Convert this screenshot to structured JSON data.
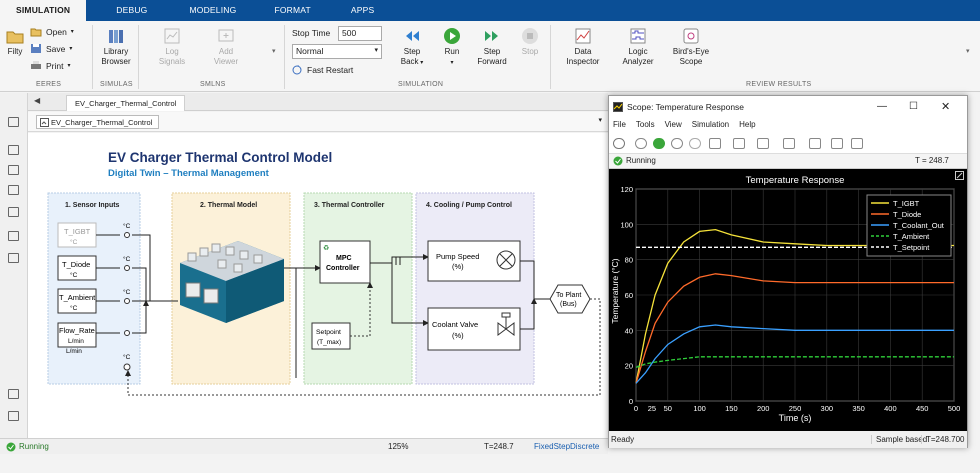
{
  "tabs": [
    "SIMULATION",
    "DEBUG",
    "MODELING",
    "FORMAT",
    "APPS"
  ],
  "ribbon": {
    "file_btn": "Filty",
    "open": "Open",
    "save": "Save",
    "print": "Print",
    "library_browser": [
      "Library",
      "Browser"
    ],
    "log_signals": [
      "Log",
      "Signals"
    ],
    "add_viewer": [
      "Add",
      "Viewer"
    ],
    "stop_time_label": "Stop Time",
    "stop_time_value": "500",
    "mode_value": "Normal",
    "fast_restart": "Fast Restart",
    "step_back": [
      "Step",
      "Back"
    ],
    "run": "Run",
    "step_forward": [
      "Step",
      "Forward"
    ],
    "stop": "Stop",
    "data_inspector": [
      "Data",
      "Inspector"
    ],
    "logic_analyzer": [
      "Logic",
      "Analyzer"
    ],
    "birds_eye": [
      "Bird's-Eye",
      "Scope"
    ],
    "group_labels": {
      "file": "EERES",
      "library": "SIMULAS",
      "prepare": "SMLNS",
      "simulation": "SIMULATION",
      "review": "REVIEW RESULTS"
    }
  },
  "doc_tab": "EV_Charger_Thermal_Control",
  "breadcrumb": "EV_Charger_Thermal_Control",
  "model": {
    "title": "EV Charger Thermal Control Model",
    "subtitle": "Digital Twin – Thermal Management",
    "sections": [
      "1. Sensor Inputs",
      "2. Thermal Model",
      "3. Thermal Controller",
      "4. Cooling / Pump Control"
    ],
    "sensors": [
      {
        "name": "T_IGBT",
        "unit": "°C"
      },
      {
        "name": "T_Diode",
        "unit": "°C"
      },
      {
        "name": "T_Ambient",
        "unit": "°C"
      },
      {
        "name": "Flow_Rate",
        "unit": "L/min",
        "unit2": "L/min"
      }
    ],
    "port_unit": "°C",
    "mpc": [
      "MPC",
      "Controller"
    ],
    "setpoint": [
      "Setpoint",
      "(T_max)"
    ],
    "pump": [
      "Pump Speed",
      "(%)"
    ],
    "valve": [
      "Coolant Valve",
      "(%)"
    ],
    "plant": [
      "To Plant",
      "(Bus)"
    ]
  },
  "status": {
    "state": "Running",
    "zoom": "125%",
    "time": "T=248.7",
    "solver": "FixedStepDiscrete"
  },
  "scope": {
    "title": "Scope: Temperature Response",
    "menu": [
      "File",
      "Tools",
      "View",
      "Simulation",
      "Help"
    ],
    "state": "Running",
    "time": "T = 248.7",
    "foot_left": "Ready",
    "foot_mode": "Sample based",
    "foot_time": "T=248.700"
  },
  "chart_data": {
    "type": "line",
    "title": "Temperature Response",
    "xlabel": "Time (s)",
    "ylabel": "Temperature (°C)",
    "xlim": [
      0,
      500
    ],
    "ylim": [
      0,
      120
    ],
    "xticks": [
      "0",
      "25",
      "50",
      "100",
      "150",
      "200",
      "250",
      "300",
      "350",
      "400",
      "450",
      "500"
    ],
    "yticks": [
      0,
      20,
      40,
      60,
      80,
      100,
      120
    ],
    "grid": true,
    "legend_position": "top-right",
    "series": [
      {
        "name": "T_IGBT",
        "color": "#f5e23a",
        "style": "solid",
        "x": [
          0,
          15,
          30,
          50,
          75,
          100,
          125,
          150,
          200,
          250,
          300,
          400,
          500
        ],
        "y": [
          10,
          38,
          60,
          78,
          90,
          96,
          97,
          94,
          90,
          89,
          88,
          88,
          88
        ]
      },
      {
        "name": "T_Diode",
        "color": "#ff6a2a",
        "style": "solid",
        "x": [
          0,
          15,
          30,
          50,
          75,
          100,
          125,
          150,
          200,
          250,
          300,
          400,
          500
        ],
        "y": [
          10,
          28,
          44,
          56,
          65,
          70,
          72,
          71,
          68,
          67,
          67,
          67,
          67
        ]
      },
      {
        "name": "T_Coolant_Out",
        "color": "#3aa0ff",
        "style": "solid",
        "x": [
          0,
          15,
          30,
          50,
          75,
          100,
          125,
          150,
          200,
          250,
          300,
          400,
          500
        ],
        "y": [
          10,
          16,
          24,
          32,
          38,
          42,
          43,
          42,
          41,
          40,
          40,
          40,
          40
        ]
      },
      {
        "name": "T_Ambient",
        "color": "#2fcf3a",
        "style": "dashed",
        "x": [
          0,
          15,
          30,
          50,
          75,
          100,
          150,
          200,
          300,
          400,
          500
        ],
        "y": [
          19,
          21,
          22,
          23,
          24,
          25,
          25,
          25,
          25,
          25,
          25
        ]
      },
      {
        "name": "T_Setpoint",
        "color": "#ffffff",
        "style": "dashed",
        "x": [
          0,
          500
        ],
        "y": [
          87,
          87
        ]
      }
    ]
  }
}
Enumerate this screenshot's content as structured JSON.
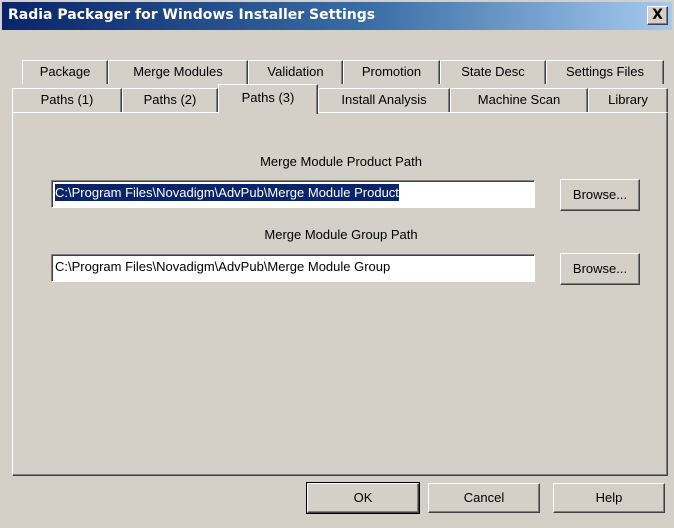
{
  "window": {
    "title": "Radia Packager for Windows Installer Settings",
    "close_label": "X"
  },
  "tabs": {
    "row1": [
      "Package",
      "Merge Modules",
      "Validation",
      "Promotion",
      "State Desc",
      "Settings Files"
    ],
    "row2": [
      "Paths (1)",
      "Paths (2)",
      "Paths (3)",
      "Install Analysis",
      "Machine Scan",
      "Library"
    ],
    "selected": "Paths (3)"
  },
  "content": {
    "product_path": {
      "label": "Merge Module Product Path",
      "value": "C:\\Program Files\\Novadigm\\AdvPub\\Merge Module Product",
      "browse_label": "Browse..."
    },
    "group_path": {
      "label": "Merge Module Group Path",
      "value": "C:\\Program Files\\Novadigm\\AdvPub\\Merge Module Group",
      "browse_label": "Browse..."
    }
  },
  "footer": {
    "ok_label": "OK",
    "cancel_label": "Cancel",
    "help_label": "Help"
  }
}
════
* GOAL
Your task is to list each line of the records with the word "this".

* WRITTEN SOLUTION
Convert this screenshot to structured JSON data.
Enumerate this screenshot's content as structured JSON.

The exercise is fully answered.